◆ Task objective ◆
Extract all of the entries and give them again, word for word.

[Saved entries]
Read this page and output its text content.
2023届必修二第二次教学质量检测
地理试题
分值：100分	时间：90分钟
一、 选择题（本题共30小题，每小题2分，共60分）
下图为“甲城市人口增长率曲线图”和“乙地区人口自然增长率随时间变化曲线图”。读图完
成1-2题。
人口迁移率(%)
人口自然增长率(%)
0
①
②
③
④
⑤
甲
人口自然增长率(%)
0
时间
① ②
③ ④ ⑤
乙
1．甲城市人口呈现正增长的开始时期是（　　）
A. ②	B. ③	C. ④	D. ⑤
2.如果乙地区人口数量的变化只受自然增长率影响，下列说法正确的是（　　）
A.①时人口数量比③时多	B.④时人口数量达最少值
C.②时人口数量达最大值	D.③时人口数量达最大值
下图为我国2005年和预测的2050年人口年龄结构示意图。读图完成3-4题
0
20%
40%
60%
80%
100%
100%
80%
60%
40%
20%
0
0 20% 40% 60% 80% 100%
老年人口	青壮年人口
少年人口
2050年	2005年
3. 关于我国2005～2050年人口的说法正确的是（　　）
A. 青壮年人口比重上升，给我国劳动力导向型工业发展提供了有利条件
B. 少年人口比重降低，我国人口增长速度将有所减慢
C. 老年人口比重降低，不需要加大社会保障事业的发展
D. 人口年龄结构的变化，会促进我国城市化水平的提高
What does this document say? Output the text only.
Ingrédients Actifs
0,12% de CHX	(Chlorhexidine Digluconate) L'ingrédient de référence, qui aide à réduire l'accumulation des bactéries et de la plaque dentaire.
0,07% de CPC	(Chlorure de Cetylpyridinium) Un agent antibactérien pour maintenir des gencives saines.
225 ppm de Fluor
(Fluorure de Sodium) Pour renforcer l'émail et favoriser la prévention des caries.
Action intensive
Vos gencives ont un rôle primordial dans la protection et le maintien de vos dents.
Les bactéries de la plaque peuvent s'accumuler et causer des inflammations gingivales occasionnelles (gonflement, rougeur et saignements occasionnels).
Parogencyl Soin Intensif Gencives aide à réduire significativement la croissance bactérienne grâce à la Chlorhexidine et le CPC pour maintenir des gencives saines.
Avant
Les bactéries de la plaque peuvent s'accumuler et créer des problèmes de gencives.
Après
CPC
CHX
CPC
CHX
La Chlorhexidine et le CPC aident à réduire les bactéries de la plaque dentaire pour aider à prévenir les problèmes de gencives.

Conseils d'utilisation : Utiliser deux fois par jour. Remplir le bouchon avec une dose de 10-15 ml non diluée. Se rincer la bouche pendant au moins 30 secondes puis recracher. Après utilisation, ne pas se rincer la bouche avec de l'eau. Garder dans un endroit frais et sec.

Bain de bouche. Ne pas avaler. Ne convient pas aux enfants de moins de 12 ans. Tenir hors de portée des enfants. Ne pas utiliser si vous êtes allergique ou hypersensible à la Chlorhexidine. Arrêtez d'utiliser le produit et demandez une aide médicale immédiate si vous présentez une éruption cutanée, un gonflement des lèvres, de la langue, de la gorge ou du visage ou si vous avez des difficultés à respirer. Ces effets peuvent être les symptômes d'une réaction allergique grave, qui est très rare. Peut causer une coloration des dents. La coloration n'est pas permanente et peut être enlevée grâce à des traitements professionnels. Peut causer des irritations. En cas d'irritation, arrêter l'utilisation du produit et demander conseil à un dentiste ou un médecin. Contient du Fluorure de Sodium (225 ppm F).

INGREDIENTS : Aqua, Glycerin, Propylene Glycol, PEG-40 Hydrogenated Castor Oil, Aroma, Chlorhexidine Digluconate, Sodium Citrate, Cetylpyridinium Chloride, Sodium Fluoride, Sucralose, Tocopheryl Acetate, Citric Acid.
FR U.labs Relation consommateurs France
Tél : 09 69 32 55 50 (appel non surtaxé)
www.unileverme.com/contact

◆ Response to this task ◆
Read this page and output its text content.
2023届必修二第二次教学质量检测
地理试题
分值：100分	时间：90分钟
一、 选择题（本题共30小题，每小题2分，共60分）
下图为“甲城市人口增长率曲线图”和“乙地区人口自然增长率随时间变化曲线图”。读图完
成1-2题。
人口迁移率(%)
人口自然增长率(%)
0
①
②
③
④
⑤
甲
人口自然增长率(%)
0
时间
① ②
③ ④ ⑤
乙
1．甲城市人口呈现正增长的开始时期是（　　）
A. ②	B. ③	C. ④	D. ⑤
2.如果乙地区人口数量的变化只受自然增长率影响，下列说法正确的是（　　）
A.①时人口数量比③时多	B.④时人口数量达最少值
C.②时人口数量达最大值	D.③时人口数量达最大值
下图为我国2005年和预测的2050年人口年龄结构示意图。读图完成3-4题
0
20%
40%
60%
80%
100%
100%
80%
60%
40%
20%
0
0 20% 40% 60% 80% 100%
老年人口	青壮年人口
少年人口
2050年	2005年
3. 关于我国2005～2050年人口的说法正确的是（　　）
A. 青壮年人口比重上升，给我国劳动力导向型工业发展提供了有利条件
B. 少年人口比重降低，我国人口增长速度将有所减慢
C. 老年人口比重降低，不需要加大社会保障事业的发展
D. 人口年龄结构的变化，会促进我国城市化水平的提高
What does this document say? Output the text only.
Ingrédients Actifs
0,12% de CHX	(Chlorhexidine Digluconate) L'ingrédient de référence, qui aide à réduire l'accumulation des bactéries et de la plaque dentaire.
0,07% de CPC	(Chlorure de Cetylpyridinium) Un agent antibactérien pour maintenir des gencives saines.
225 ppm de Fluor
(Fluorure de Sodium) Pour renforcer l'émail et favoriser la prévention des caries.
Action intensive
Vos gencives ont un rôle primordial dans la protection et le maintien de vos dents.
Les bactéries de la plaque peuvent s'accumuler et causer des inflammations gingivales occasionnelles (gonflement, rougeur et saignements occasionnels).
Parogencyl Soin Intensif Gencives aide à réduire significativement la croissance bactérienne grâce à la Chlorhexidine et le CPC pour maintenir des gencives saines.
Avant
Les bactéries de la plaque peuvent s'accumuler et créer des problèmes de gencives.
Après
CPC
CHX
CPC
CHX
La Chlorhexidine et le CPC aident à réduire les bactéries de la plaque dentaire pour aider à prévenir les problèmes de gencives.

Conseils d'utilisation : Utiliser deux fois par jour. Remplir le bouchon avec une dose de 10-15 ml non diluée. Se rincer la bouche pendant au moins 30 secondes puis recracher. Après utilisation, ne pas se rincer la bouche avec de l'eau. Garder dans un endroit frais et sec.

Bain de bouche. Ne pas avaler. Ne convient pas aux enfants de moins de 12 ans. Tenir hors de portée des enfants. Ne pas utiliser si vous êtes allergique ou hypersensible à la Chlorhexidine. Arrêtez d'utiliser le produit et demandez une aide médicale immédiate si vous présentez une éruption cutanée, un gonflement des lèvres, de la langue, de la gorge ou du visage ou si vous avez des difficultés à respirer. Ces effets peuvent être les symptômes d'une réaction allergique grave, qui est très rare. Peut causer une coloration des dents. La coloration n'est pas permanente et peut être enlevée grâce à des traitements professionnels. Peut causer des irritations. En cas d'irritation, arrêter l'utilisation du produit et demander conseil à un dentiste ou un médecin. Contient du Fluorure de Sodium (225 ppm F).

INGREDIENTS : Aqua, Glycerin, Propylene Glycol, PEG-40 Hydrogenated Castor Oil, Aroma, Chlorhexidine Digluconate, Sodium Citrate, Cetylpyridinium Chloride, Sodium Fluoride, Sucralose, Tocopheryl Acetate, Citric Acid.
FR U.labs Relation consommateurs France
Tél : 09 69 32 55 50 (appel non surtaxé)
www.unileverme.com/contact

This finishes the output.